(Records contained in a dataset)
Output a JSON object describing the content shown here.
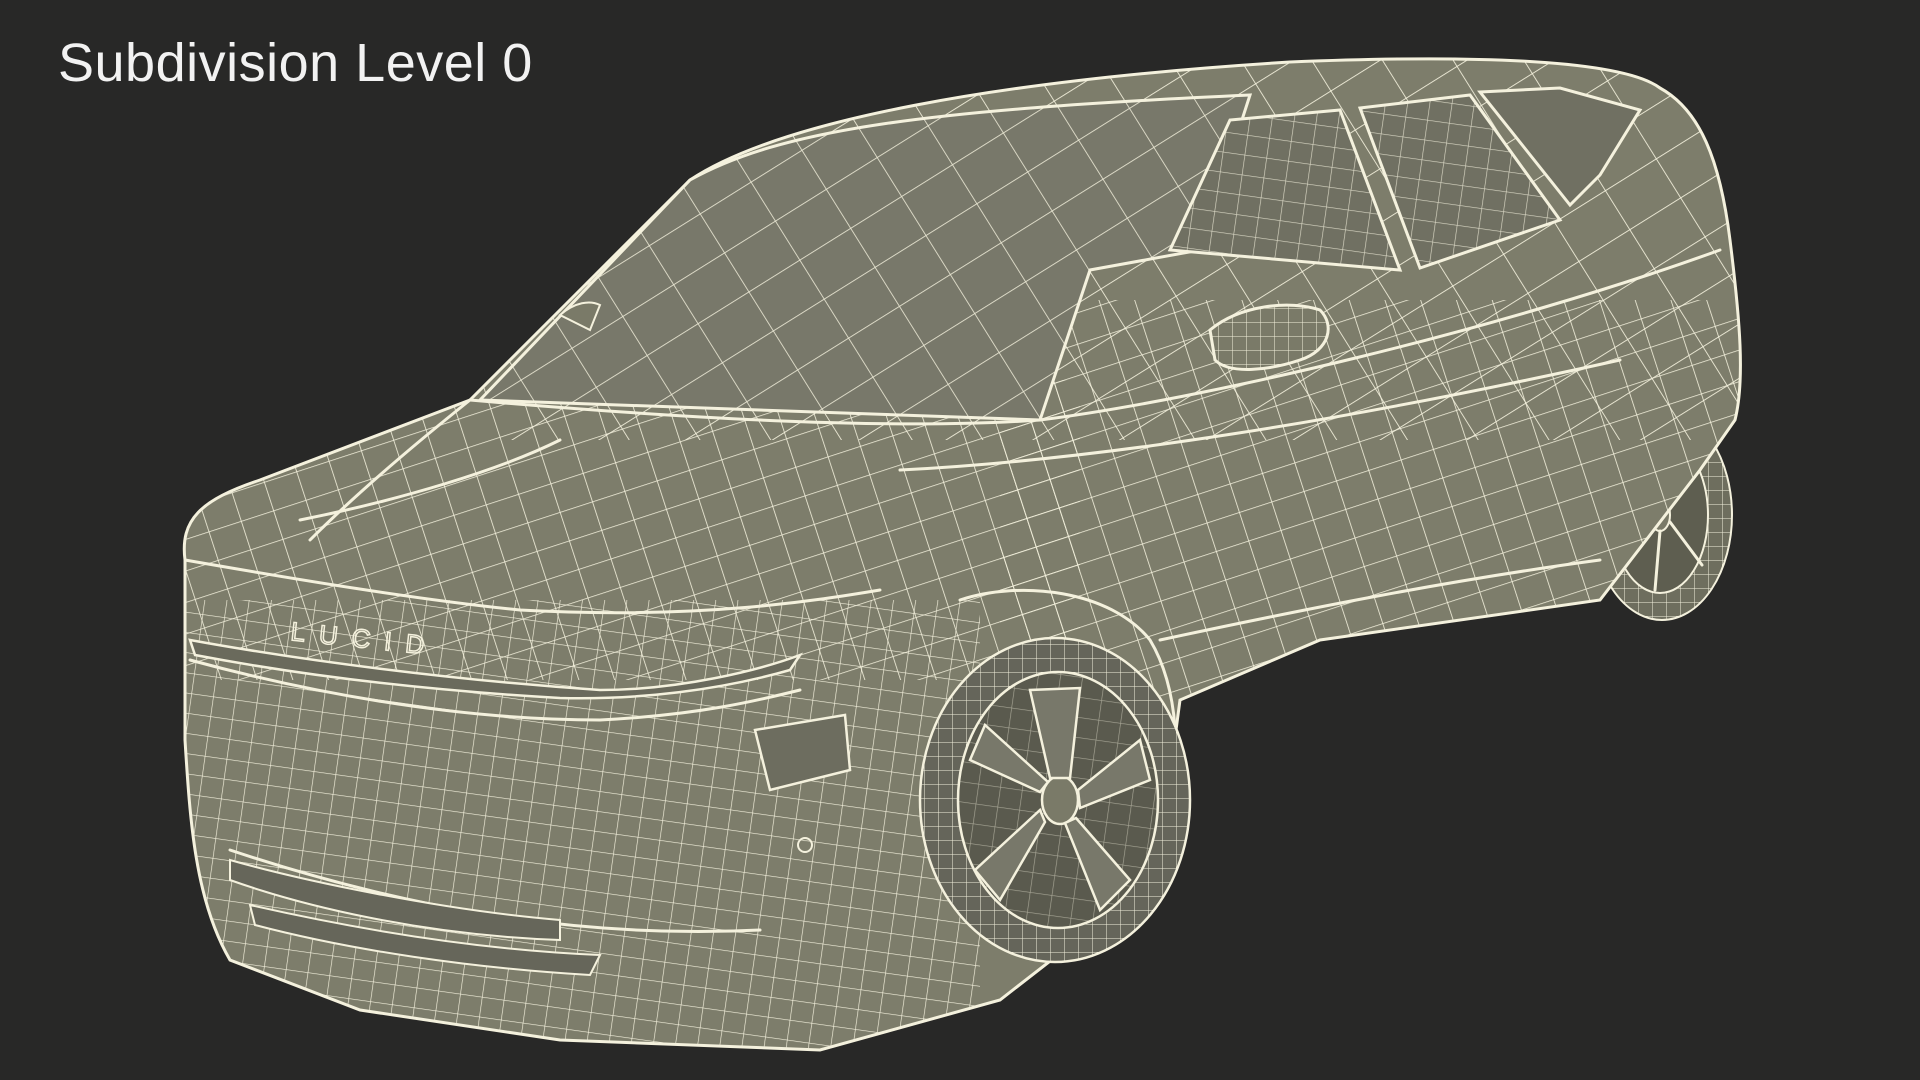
{
  "viewport": {
    "title": "Subdivision Level 0",
    "background_color": "#282827",
    "model_color": "#7c7c6a",
    "wire_color": "#f4f1dd"
  },
  "model": {
    "description_label": "",
    "badge_text": "LUCID"
  }
}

*What to work on*
Each entry gets copied exactly; the pictures stay out.

*Solution*
Output a JSON object describing the content shown here.
{
  "viewport": {
    "title": "Subdivision Level 0",
    "background_color": "#282827",
    "model_color": "#7c7c6a",
    "wire_color": "#f4f1dd"
  },
  "model": {
    "description_label": "",
    "badge_text": "LUCID"
  }
}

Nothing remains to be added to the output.